Note each line that includes the word "Market". Copy those lines.

============================================================

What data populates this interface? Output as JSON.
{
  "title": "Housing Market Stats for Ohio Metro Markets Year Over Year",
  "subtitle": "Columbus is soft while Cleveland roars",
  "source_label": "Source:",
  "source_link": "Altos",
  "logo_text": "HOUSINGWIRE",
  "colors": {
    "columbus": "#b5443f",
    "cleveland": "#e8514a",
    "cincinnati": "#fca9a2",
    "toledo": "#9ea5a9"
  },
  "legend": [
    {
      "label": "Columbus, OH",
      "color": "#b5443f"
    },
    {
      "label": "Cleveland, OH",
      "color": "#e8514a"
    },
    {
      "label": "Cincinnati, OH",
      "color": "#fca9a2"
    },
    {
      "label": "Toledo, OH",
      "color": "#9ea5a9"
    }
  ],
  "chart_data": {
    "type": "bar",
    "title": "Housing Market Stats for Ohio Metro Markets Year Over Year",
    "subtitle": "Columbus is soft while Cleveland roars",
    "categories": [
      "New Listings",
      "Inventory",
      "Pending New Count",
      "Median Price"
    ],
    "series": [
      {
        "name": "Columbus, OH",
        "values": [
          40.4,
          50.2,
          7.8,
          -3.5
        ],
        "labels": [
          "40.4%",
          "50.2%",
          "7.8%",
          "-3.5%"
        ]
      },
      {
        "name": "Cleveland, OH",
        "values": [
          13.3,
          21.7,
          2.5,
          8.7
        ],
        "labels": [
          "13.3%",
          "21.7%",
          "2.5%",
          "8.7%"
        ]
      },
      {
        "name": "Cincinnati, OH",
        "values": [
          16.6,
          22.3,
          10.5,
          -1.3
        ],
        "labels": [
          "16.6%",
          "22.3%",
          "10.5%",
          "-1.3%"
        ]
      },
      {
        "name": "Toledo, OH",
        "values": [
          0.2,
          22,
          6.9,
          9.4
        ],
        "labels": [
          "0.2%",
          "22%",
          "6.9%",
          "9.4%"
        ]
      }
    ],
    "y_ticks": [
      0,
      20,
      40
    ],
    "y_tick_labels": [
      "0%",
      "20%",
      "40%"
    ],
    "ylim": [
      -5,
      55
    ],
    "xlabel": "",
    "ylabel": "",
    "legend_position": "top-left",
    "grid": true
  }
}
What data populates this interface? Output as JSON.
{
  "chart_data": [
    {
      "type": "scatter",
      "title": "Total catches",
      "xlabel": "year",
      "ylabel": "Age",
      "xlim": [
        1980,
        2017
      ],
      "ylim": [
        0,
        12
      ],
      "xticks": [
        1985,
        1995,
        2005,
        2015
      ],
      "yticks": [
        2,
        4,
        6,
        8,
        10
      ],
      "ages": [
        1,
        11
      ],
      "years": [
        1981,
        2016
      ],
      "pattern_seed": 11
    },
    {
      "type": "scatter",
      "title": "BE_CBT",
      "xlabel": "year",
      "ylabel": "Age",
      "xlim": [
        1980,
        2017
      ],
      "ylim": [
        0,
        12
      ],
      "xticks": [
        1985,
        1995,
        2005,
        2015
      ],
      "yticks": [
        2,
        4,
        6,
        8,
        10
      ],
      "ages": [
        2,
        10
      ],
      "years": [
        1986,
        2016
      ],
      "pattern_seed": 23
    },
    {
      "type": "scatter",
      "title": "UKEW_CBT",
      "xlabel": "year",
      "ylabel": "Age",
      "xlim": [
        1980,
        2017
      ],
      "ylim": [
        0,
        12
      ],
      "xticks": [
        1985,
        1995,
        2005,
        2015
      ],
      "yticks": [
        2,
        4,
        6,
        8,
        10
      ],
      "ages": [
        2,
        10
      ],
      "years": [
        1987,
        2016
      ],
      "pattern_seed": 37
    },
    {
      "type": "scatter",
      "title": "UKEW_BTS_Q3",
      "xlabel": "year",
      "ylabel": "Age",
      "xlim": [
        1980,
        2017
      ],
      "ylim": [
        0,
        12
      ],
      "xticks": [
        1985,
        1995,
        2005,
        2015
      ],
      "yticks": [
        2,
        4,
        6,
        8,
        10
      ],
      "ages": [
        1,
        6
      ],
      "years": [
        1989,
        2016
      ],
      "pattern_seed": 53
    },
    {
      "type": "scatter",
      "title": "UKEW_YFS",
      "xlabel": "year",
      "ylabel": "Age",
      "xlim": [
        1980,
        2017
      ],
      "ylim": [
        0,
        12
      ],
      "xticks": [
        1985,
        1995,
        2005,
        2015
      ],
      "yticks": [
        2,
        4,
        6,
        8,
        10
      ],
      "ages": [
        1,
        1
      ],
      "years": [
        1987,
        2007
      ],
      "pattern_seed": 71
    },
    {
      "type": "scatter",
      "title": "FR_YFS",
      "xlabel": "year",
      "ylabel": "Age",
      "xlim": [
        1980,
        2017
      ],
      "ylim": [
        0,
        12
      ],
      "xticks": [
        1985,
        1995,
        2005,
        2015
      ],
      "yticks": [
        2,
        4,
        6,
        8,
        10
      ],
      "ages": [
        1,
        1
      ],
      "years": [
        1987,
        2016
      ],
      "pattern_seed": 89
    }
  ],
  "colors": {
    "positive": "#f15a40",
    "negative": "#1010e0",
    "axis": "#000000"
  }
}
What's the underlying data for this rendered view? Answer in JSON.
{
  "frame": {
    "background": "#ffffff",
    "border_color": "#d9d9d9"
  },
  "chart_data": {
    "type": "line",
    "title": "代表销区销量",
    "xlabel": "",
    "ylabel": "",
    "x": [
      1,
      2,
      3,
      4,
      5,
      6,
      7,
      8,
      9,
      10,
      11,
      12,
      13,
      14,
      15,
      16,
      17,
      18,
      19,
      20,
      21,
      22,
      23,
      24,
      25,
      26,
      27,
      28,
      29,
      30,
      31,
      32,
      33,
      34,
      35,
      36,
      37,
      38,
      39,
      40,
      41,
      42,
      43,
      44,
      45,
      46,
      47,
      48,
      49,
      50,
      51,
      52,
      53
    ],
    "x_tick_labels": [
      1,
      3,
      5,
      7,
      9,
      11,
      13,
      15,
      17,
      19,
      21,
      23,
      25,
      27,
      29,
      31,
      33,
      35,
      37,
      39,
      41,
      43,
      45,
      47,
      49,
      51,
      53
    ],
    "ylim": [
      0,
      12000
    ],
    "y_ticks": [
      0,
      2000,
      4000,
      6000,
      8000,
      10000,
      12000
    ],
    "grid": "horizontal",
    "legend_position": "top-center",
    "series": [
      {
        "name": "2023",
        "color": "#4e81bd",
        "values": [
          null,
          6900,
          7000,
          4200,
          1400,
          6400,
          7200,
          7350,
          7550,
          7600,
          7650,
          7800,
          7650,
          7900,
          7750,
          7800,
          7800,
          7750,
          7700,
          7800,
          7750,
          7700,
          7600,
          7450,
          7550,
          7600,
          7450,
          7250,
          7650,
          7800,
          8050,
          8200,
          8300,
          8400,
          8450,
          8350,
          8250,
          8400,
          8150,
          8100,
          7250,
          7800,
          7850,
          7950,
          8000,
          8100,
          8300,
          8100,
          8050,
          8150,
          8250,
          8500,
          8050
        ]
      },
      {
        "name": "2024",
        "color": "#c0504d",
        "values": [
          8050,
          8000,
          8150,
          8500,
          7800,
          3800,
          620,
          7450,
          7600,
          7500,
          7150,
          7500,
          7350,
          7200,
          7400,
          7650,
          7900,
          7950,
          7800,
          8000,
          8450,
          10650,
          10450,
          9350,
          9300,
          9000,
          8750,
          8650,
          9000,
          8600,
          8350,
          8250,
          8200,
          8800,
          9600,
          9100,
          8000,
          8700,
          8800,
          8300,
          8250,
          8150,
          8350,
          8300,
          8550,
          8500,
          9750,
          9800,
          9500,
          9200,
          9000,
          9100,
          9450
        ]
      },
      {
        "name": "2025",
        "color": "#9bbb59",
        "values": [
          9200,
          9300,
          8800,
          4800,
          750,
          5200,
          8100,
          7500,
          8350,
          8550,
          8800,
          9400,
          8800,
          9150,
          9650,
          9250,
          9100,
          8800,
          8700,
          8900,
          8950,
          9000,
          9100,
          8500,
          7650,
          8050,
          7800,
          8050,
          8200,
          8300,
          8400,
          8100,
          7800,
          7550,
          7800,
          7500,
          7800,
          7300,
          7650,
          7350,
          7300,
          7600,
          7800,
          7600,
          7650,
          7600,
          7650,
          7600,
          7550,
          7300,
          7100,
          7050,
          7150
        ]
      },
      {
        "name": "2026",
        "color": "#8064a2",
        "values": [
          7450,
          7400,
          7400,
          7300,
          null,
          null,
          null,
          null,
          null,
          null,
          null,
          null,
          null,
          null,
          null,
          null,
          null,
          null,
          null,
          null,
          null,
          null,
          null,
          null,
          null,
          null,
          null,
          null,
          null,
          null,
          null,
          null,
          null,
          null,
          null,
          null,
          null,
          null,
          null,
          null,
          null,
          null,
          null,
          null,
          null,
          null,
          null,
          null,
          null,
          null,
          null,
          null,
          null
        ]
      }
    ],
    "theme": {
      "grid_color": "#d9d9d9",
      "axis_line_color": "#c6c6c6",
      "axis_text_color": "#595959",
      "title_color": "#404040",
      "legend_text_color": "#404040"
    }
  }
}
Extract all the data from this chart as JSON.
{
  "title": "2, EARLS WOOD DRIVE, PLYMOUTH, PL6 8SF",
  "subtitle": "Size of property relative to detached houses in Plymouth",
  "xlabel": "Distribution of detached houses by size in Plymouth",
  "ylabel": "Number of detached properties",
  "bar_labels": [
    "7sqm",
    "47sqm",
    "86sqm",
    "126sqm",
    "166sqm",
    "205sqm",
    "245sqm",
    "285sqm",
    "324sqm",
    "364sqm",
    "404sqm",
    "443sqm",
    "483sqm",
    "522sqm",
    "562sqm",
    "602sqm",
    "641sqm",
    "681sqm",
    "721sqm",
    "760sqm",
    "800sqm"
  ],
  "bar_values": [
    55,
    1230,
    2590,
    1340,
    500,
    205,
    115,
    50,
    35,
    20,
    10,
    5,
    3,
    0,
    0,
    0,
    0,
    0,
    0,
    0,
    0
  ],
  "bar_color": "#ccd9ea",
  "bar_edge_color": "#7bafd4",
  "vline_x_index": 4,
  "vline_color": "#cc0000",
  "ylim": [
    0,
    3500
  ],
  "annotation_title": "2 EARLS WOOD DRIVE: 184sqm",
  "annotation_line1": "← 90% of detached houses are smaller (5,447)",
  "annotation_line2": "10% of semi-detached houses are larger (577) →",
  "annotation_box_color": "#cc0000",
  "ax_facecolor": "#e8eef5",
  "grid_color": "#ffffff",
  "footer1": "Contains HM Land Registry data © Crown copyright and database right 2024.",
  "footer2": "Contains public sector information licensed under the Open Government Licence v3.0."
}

============================================================

Reply –
  "title": "Housing Market Stats for Ohio Metro Markets Year Over Year",
    "title": "Housing Market Stats for Ohio Metro Markets Year Over Year",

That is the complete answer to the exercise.